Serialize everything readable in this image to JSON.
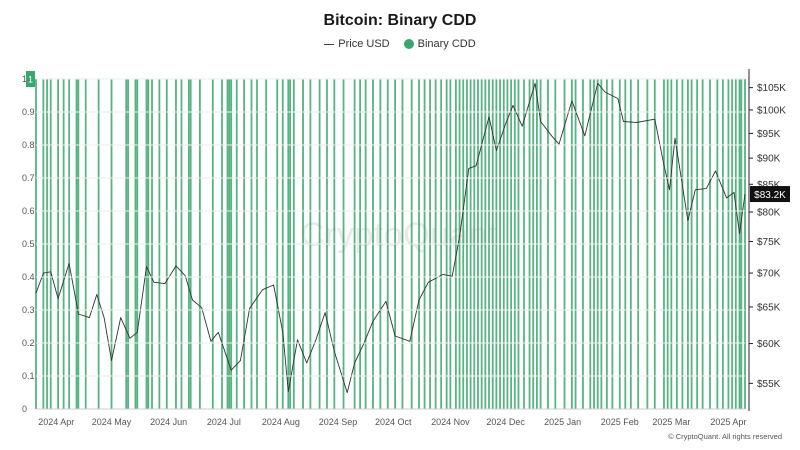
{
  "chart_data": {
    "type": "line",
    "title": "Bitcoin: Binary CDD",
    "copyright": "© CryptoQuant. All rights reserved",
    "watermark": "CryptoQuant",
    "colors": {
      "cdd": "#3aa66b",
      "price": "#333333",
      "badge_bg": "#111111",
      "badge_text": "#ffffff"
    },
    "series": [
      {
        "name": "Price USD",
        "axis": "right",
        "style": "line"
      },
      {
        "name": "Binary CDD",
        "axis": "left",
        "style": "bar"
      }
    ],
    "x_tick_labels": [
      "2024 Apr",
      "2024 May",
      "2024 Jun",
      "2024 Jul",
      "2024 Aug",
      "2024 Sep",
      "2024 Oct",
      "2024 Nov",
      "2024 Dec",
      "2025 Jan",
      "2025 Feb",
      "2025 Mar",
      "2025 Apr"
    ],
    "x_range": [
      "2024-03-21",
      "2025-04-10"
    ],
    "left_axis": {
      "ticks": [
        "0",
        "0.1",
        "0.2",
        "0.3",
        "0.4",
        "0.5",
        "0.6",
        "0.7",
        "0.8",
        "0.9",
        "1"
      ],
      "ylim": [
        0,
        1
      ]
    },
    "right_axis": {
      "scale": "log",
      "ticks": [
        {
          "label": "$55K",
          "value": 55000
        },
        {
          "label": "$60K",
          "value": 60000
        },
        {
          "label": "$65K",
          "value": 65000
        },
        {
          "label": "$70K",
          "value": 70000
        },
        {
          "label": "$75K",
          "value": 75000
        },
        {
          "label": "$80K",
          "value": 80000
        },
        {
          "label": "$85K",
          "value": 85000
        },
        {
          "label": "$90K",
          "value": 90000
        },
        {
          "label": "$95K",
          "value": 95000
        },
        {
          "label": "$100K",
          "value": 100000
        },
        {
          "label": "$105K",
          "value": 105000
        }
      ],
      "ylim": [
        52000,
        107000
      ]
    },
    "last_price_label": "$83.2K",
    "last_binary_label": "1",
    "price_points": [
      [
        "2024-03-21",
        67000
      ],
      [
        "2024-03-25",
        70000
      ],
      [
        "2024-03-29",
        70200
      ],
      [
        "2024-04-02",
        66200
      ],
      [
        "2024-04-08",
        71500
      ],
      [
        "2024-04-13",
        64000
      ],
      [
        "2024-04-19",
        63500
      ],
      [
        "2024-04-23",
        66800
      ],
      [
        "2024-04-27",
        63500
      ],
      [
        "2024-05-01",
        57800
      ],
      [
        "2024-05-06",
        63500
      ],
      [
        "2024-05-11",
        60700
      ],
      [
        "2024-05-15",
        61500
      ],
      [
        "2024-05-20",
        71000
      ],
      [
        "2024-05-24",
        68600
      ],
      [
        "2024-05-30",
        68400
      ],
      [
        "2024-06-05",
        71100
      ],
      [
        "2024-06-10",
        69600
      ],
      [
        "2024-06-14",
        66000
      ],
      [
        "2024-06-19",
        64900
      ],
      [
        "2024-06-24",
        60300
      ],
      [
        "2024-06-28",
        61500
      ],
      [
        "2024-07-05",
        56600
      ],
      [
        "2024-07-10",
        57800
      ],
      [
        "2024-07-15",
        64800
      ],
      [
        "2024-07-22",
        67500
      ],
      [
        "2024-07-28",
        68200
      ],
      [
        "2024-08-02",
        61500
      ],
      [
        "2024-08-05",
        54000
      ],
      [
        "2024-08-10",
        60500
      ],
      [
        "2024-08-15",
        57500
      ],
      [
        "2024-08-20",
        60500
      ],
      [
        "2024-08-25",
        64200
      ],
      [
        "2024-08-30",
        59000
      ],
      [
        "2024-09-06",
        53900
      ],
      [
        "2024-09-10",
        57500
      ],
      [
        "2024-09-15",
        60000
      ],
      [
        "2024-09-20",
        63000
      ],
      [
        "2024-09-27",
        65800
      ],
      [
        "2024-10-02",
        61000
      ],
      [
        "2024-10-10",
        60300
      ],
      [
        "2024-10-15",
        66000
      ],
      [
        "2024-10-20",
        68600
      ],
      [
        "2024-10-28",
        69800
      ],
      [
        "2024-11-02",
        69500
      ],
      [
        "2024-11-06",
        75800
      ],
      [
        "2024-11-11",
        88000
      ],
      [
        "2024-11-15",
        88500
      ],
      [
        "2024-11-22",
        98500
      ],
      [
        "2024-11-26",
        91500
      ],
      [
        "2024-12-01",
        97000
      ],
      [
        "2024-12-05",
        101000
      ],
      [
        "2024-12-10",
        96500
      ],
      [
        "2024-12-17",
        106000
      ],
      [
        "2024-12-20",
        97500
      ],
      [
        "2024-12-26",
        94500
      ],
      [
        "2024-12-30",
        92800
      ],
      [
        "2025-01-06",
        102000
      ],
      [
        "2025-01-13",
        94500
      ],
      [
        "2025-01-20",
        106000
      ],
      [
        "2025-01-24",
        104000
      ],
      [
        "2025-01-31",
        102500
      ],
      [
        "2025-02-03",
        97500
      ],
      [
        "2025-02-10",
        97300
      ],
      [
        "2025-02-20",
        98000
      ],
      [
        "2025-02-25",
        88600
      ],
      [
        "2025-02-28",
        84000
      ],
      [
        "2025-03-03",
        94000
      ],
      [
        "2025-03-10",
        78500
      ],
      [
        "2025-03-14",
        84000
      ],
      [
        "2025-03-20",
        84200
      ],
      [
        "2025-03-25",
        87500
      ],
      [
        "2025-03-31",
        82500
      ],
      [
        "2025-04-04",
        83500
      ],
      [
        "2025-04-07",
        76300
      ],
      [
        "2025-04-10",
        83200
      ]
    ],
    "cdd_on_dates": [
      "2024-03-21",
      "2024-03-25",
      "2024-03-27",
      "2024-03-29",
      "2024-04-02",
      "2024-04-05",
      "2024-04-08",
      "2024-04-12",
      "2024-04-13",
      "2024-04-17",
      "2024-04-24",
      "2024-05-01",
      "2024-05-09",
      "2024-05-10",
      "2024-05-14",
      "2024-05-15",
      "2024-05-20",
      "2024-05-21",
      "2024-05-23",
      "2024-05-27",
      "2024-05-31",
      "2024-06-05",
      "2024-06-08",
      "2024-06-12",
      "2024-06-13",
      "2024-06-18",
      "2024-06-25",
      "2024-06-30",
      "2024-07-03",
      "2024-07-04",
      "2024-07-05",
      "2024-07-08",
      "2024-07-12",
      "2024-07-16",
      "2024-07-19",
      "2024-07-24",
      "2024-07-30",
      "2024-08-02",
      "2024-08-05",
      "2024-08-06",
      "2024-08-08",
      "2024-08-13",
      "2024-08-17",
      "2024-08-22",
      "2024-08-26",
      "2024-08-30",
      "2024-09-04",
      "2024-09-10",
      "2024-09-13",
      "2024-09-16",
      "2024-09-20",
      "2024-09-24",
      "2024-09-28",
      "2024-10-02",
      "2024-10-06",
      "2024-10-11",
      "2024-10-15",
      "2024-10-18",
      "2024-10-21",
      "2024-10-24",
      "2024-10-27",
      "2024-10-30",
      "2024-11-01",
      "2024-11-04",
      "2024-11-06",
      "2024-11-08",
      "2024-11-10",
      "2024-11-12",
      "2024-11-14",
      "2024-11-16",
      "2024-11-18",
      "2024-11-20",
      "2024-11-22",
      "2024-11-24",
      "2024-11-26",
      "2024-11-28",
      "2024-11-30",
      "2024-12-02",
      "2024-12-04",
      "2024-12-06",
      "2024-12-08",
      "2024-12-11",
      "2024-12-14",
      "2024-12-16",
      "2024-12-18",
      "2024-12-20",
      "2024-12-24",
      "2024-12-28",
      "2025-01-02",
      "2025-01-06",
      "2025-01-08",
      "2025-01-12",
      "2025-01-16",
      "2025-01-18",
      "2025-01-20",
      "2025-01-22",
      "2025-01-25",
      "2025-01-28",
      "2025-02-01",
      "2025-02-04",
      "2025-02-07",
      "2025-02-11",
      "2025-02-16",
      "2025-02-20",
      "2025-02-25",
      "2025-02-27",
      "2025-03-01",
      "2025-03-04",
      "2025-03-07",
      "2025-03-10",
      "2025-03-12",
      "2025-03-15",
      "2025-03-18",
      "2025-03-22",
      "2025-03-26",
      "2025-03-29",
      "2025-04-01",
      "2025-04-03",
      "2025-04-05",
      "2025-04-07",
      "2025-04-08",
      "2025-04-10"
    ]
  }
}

________________________

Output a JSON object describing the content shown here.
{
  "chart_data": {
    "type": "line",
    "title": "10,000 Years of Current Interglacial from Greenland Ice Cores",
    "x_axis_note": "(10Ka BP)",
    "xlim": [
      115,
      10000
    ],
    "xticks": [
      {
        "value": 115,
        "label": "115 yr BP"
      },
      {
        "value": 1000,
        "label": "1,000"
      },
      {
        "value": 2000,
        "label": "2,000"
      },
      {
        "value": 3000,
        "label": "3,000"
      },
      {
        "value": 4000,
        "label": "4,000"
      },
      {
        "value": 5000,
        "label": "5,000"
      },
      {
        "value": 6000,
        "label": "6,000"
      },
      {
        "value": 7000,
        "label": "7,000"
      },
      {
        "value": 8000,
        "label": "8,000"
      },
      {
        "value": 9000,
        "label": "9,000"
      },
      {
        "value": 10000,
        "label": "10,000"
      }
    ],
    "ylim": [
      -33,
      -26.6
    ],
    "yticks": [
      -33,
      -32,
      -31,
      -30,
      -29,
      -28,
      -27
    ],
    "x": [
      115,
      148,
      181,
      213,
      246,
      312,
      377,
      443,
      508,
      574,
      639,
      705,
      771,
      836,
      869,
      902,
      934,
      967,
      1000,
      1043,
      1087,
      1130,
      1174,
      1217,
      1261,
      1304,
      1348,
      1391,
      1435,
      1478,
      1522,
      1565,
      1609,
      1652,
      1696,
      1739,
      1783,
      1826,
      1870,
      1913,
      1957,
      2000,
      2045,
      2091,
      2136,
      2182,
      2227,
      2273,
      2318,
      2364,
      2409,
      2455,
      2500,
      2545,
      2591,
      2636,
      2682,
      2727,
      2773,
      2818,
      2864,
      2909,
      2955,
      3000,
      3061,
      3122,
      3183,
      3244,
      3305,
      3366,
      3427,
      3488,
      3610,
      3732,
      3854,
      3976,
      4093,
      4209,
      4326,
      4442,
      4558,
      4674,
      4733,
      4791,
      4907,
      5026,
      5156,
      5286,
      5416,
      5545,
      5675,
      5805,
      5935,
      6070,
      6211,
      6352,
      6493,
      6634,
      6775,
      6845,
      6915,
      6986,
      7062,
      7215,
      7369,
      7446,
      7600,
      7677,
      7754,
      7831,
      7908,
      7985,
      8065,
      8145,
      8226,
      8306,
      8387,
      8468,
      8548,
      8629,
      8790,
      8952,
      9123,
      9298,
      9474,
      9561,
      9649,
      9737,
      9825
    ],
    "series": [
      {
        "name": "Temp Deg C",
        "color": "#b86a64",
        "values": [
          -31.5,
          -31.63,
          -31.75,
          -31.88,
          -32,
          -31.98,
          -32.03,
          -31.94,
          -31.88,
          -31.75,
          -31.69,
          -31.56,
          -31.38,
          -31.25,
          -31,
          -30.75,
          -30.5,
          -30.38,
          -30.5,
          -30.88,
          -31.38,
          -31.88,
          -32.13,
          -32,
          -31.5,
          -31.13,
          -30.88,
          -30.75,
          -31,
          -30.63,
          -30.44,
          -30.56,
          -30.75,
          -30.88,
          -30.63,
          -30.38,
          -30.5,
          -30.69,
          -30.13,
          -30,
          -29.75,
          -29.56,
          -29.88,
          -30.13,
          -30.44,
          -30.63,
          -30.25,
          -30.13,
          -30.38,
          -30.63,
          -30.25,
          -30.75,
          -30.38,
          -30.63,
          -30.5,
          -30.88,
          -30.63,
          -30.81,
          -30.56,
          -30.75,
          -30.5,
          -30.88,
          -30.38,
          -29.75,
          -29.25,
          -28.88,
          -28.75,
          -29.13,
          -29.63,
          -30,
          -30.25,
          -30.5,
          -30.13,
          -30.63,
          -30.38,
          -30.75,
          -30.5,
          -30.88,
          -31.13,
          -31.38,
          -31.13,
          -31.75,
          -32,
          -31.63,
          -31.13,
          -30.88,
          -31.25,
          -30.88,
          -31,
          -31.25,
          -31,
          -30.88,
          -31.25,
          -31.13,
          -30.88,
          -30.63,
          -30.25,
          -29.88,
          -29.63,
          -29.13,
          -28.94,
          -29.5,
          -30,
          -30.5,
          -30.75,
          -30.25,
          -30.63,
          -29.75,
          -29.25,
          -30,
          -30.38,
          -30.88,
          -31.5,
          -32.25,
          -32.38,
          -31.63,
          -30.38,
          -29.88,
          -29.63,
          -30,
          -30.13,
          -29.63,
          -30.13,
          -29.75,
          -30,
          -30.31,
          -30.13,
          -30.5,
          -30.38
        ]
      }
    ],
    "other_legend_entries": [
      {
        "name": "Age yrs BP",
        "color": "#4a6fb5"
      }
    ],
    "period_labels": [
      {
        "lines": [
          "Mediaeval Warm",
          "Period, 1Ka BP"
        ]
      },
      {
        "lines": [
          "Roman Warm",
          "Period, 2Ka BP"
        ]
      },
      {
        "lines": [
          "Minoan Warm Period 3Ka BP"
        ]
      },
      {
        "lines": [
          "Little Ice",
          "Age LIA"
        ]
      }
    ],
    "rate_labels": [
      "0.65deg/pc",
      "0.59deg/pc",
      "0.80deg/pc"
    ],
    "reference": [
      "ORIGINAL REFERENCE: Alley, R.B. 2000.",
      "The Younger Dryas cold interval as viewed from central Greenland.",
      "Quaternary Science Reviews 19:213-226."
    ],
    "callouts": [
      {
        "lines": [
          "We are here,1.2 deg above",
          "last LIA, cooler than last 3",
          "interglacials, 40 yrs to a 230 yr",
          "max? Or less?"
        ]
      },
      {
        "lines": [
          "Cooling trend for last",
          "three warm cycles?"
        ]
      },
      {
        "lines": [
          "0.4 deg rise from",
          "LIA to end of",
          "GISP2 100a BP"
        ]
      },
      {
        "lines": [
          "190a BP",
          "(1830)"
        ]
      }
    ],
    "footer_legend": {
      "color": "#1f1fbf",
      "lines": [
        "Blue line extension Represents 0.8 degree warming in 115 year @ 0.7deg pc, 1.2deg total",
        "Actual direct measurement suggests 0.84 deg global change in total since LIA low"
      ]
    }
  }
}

________________________

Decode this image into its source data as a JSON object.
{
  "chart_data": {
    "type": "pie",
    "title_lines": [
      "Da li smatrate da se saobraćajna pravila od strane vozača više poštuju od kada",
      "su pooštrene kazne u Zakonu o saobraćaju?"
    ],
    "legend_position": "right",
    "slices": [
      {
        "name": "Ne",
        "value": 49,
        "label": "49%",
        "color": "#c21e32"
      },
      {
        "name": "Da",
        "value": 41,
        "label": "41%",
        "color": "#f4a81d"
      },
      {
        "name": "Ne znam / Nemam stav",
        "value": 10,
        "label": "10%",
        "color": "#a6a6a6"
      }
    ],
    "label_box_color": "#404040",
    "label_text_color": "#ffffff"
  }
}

________________________

* _WORK TO COMPLETE_: Copy every line of the records above that holds the word "Greenland".

* _TASK OUTPUT_:
    "title": "10,000 Years of Current Interglacial from Greenland Ice Cores",
      "The Younger Dryas cold interval as viewed from central Greenland.",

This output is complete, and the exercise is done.